• Material for the task
- - - - - - -

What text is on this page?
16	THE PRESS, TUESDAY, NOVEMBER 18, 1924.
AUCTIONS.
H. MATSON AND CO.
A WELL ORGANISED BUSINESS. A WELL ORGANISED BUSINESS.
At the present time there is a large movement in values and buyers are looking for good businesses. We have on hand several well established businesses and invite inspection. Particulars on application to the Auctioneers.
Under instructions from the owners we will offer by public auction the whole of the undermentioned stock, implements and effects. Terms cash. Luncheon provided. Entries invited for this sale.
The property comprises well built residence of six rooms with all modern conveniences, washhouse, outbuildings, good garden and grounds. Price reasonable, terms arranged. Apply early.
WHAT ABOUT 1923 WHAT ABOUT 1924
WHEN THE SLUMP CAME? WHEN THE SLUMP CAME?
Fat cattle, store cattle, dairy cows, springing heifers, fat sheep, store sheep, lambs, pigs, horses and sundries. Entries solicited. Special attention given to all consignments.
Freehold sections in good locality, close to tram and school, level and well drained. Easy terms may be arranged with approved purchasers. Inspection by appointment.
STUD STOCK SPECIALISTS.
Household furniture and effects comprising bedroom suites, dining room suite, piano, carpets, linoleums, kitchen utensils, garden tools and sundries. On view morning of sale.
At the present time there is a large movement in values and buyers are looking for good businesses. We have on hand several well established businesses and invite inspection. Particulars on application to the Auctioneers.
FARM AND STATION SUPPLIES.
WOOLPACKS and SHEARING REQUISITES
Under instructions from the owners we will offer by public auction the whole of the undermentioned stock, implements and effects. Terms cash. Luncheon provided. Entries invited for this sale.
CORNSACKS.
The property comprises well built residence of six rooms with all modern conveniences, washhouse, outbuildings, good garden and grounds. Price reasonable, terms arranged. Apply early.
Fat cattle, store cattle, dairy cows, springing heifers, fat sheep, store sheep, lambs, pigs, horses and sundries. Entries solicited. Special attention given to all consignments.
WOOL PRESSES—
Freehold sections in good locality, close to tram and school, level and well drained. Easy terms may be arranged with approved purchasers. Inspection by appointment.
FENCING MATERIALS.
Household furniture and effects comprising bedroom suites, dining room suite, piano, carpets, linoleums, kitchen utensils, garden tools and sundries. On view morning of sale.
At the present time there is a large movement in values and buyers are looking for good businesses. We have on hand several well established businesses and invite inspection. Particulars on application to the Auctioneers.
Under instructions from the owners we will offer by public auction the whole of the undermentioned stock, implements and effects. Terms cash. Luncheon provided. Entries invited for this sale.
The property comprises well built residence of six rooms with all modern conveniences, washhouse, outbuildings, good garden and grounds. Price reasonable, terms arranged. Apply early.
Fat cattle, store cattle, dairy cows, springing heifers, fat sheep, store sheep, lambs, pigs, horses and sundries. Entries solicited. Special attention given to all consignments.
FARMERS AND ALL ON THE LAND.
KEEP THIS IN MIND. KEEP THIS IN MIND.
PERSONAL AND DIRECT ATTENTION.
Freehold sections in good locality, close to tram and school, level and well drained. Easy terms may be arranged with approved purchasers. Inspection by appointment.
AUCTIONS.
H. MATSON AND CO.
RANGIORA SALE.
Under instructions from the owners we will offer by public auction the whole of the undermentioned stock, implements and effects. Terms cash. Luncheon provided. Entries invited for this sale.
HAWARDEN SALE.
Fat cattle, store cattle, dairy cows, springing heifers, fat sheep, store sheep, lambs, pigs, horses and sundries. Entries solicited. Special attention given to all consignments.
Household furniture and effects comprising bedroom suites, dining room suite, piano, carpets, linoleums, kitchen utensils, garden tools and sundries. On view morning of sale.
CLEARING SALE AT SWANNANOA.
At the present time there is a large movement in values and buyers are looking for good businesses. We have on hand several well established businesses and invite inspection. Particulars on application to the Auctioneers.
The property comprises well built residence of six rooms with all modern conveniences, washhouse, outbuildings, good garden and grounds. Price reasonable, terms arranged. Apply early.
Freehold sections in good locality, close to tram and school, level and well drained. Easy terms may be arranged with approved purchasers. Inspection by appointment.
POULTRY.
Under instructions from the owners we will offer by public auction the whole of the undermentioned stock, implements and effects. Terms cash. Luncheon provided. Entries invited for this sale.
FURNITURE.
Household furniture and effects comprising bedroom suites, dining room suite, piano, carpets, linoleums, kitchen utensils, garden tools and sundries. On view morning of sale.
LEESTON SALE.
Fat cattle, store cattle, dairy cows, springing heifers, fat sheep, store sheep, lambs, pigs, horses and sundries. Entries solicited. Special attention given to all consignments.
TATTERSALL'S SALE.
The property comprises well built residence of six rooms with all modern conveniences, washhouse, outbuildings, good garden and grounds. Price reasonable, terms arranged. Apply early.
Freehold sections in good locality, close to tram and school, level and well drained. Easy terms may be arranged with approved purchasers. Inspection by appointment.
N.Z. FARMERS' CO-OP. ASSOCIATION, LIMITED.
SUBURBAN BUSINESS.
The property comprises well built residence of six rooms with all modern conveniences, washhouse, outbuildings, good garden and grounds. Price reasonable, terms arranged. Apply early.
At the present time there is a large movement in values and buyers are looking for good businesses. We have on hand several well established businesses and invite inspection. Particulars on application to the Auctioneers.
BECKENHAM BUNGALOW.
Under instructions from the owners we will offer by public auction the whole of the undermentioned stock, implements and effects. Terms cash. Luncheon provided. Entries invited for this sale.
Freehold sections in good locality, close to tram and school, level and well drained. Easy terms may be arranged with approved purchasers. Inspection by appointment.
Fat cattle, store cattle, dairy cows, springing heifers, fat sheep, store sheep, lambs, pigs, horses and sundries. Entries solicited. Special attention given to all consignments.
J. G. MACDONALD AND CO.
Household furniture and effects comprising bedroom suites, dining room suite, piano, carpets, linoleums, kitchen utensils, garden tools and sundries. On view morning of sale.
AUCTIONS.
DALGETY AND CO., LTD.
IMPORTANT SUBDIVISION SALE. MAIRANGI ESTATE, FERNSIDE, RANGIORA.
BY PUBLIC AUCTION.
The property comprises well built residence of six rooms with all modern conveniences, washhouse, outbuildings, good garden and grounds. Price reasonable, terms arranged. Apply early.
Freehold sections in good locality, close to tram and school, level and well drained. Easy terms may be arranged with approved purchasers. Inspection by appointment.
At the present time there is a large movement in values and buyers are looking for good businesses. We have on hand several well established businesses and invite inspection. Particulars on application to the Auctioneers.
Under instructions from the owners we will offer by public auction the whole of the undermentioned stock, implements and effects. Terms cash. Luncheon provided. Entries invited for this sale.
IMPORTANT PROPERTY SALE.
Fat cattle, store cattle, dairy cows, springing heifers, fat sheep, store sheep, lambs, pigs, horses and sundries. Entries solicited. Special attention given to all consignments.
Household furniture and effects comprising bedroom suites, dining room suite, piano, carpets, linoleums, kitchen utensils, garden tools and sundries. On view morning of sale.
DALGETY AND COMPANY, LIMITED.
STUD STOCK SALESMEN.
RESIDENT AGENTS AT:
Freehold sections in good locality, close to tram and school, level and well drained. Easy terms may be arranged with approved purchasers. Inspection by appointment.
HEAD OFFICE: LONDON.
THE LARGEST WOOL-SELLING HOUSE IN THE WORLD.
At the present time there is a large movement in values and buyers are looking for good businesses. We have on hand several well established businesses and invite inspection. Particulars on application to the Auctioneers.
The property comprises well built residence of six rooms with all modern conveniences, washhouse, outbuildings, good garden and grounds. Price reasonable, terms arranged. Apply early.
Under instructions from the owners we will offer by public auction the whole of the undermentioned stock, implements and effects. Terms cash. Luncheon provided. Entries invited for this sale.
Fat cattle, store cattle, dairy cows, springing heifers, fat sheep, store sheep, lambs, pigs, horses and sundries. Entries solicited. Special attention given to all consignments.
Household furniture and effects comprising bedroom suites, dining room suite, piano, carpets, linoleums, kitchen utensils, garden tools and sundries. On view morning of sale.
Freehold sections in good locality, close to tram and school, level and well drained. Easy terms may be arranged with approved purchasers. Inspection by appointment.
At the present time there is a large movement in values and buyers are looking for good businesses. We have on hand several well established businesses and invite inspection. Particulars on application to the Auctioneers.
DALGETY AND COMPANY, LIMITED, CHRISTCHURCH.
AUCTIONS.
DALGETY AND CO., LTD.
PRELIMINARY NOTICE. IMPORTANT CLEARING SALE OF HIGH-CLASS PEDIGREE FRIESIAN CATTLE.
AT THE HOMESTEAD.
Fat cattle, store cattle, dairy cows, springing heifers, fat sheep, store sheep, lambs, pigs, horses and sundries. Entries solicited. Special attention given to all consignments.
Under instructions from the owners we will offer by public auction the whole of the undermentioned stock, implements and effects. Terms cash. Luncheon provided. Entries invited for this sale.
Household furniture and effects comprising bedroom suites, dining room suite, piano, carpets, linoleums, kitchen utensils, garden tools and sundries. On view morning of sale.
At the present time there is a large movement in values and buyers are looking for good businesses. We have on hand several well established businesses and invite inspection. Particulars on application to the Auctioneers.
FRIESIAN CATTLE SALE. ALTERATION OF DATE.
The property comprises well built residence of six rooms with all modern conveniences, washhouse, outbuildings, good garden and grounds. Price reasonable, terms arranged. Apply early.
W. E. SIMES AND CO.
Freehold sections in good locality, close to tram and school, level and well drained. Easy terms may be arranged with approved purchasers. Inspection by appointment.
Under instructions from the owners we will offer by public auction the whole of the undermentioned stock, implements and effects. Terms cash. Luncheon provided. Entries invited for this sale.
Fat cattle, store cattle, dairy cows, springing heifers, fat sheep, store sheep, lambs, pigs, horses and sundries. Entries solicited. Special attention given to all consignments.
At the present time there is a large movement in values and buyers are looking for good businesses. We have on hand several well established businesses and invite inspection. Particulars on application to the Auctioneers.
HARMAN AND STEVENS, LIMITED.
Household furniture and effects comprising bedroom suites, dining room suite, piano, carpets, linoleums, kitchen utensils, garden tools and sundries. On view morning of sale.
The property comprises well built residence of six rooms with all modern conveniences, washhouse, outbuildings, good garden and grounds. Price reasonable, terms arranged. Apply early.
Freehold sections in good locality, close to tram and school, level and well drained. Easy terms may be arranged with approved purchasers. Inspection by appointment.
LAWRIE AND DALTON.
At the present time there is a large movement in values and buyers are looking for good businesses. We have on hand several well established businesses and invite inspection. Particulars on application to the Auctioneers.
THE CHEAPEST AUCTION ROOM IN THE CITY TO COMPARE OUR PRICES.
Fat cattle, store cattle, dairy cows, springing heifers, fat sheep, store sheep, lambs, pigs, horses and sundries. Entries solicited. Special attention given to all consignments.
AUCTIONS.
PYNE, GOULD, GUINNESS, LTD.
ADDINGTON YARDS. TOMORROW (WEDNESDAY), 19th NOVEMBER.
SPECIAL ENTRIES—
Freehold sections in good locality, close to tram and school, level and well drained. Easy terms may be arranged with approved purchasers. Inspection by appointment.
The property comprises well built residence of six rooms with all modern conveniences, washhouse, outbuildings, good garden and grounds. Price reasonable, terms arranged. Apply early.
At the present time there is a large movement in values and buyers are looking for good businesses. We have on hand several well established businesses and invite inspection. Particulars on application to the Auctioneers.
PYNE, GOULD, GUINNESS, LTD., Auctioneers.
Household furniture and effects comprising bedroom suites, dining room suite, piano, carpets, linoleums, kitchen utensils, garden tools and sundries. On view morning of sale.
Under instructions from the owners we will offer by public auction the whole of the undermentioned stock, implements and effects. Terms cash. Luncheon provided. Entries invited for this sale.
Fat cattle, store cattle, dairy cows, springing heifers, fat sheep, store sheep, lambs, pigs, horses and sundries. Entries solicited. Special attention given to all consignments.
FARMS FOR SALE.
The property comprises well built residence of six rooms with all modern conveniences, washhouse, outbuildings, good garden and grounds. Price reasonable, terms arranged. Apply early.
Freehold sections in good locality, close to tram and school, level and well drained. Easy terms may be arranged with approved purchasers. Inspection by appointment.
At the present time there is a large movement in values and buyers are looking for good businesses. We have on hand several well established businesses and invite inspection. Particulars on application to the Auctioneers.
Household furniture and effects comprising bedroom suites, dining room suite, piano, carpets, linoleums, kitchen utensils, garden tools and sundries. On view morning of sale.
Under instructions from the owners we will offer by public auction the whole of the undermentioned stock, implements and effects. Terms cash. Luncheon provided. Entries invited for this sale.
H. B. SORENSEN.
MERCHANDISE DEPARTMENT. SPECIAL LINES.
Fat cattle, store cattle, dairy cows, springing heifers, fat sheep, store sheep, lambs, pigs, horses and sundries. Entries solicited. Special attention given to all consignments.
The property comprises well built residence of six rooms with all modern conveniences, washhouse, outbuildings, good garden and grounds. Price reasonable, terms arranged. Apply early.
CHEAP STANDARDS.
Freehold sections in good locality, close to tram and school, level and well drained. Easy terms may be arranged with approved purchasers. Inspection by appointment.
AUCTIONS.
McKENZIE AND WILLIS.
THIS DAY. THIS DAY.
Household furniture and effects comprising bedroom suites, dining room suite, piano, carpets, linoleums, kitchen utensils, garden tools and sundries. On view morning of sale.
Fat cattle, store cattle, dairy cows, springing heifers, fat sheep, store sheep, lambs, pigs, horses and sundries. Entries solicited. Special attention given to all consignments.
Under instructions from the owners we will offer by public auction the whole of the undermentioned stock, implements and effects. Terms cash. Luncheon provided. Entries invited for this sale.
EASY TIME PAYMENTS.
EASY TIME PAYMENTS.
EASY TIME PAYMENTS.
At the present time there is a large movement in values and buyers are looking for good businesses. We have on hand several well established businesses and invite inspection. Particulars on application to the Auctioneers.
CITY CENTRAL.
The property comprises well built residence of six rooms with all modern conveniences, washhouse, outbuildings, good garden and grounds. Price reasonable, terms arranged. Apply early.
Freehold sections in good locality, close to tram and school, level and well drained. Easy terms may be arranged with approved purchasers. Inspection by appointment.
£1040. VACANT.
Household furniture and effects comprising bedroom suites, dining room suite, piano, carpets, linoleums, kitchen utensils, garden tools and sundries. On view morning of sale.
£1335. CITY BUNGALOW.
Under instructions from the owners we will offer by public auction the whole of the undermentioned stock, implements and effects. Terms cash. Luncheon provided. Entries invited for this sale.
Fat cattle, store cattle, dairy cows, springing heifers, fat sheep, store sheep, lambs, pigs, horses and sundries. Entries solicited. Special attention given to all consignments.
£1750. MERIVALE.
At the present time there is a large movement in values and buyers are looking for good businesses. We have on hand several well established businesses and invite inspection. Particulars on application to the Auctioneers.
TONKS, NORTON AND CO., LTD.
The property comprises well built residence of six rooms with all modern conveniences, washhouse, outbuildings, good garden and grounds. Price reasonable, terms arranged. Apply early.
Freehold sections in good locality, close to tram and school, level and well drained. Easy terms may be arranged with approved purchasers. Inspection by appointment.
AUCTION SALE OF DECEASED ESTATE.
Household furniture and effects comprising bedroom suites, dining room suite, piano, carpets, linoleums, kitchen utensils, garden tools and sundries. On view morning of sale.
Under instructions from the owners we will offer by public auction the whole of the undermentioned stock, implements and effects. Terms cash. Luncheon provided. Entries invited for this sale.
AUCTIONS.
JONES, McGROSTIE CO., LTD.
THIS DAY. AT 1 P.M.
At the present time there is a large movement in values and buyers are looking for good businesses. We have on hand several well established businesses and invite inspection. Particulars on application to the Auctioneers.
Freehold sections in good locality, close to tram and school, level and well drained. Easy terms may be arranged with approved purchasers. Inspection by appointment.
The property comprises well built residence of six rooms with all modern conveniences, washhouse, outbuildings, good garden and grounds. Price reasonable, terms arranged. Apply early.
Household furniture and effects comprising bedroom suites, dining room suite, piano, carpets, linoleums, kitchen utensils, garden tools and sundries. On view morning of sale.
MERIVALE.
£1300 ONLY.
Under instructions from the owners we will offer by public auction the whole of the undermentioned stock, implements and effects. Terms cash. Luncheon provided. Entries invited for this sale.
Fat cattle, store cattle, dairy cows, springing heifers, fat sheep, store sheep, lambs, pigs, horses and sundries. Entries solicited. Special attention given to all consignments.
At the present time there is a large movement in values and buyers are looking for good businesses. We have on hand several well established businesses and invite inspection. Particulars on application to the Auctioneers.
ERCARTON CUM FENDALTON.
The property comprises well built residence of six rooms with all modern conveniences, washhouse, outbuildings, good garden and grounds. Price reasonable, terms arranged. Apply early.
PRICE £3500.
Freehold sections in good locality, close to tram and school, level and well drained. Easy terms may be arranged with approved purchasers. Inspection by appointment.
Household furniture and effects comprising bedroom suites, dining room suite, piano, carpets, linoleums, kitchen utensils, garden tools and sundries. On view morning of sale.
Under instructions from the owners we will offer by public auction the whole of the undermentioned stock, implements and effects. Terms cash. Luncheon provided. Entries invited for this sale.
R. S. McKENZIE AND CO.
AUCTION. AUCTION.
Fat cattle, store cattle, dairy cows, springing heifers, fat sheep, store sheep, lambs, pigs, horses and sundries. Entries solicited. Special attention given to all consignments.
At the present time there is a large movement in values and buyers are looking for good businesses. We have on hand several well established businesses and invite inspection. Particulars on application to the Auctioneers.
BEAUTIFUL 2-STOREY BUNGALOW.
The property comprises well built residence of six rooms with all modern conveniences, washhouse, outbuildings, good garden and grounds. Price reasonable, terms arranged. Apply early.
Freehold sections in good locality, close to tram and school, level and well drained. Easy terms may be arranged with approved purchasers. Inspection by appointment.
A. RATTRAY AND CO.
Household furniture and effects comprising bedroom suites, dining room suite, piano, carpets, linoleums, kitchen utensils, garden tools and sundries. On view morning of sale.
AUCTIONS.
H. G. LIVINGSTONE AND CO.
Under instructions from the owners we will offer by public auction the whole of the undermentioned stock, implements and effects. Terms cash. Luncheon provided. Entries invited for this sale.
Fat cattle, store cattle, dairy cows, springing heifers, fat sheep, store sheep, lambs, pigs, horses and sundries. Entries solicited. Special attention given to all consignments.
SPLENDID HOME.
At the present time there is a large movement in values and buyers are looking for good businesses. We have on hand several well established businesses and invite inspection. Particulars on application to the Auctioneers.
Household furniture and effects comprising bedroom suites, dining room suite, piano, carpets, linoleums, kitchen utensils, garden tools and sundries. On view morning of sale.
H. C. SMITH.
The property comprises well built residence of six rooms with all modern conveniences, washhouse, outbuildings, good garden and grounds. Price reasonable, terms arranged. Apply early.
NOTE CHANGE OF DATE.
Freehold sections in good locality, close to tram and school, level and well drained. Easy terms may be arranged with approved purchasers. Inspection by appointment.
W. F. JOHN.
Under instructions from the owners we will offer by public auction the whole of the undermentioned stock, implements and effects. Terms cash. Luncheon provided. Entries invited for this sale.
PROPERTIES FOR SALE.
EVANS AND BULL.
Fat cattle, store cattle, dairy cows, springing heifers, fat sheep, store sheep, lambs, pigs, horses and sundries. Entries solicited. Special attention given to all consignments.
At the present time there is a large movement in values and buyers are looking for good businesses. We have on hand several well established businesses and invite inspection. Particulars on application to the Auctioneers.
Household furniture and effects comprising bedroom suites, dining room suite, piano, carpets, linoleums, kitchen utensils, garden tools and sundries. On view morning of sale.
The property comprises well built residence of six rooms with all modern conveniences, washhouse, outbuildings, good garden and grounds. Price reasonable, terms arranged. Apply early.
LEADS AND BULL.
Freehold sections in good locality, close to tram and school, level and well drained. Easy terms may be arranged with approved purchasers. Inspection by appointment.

- - - - - - -

• Given problem
Of all the lines in the material above, how many contain the word "RANGIORA"? Give only the count.

• Solution to this problem
2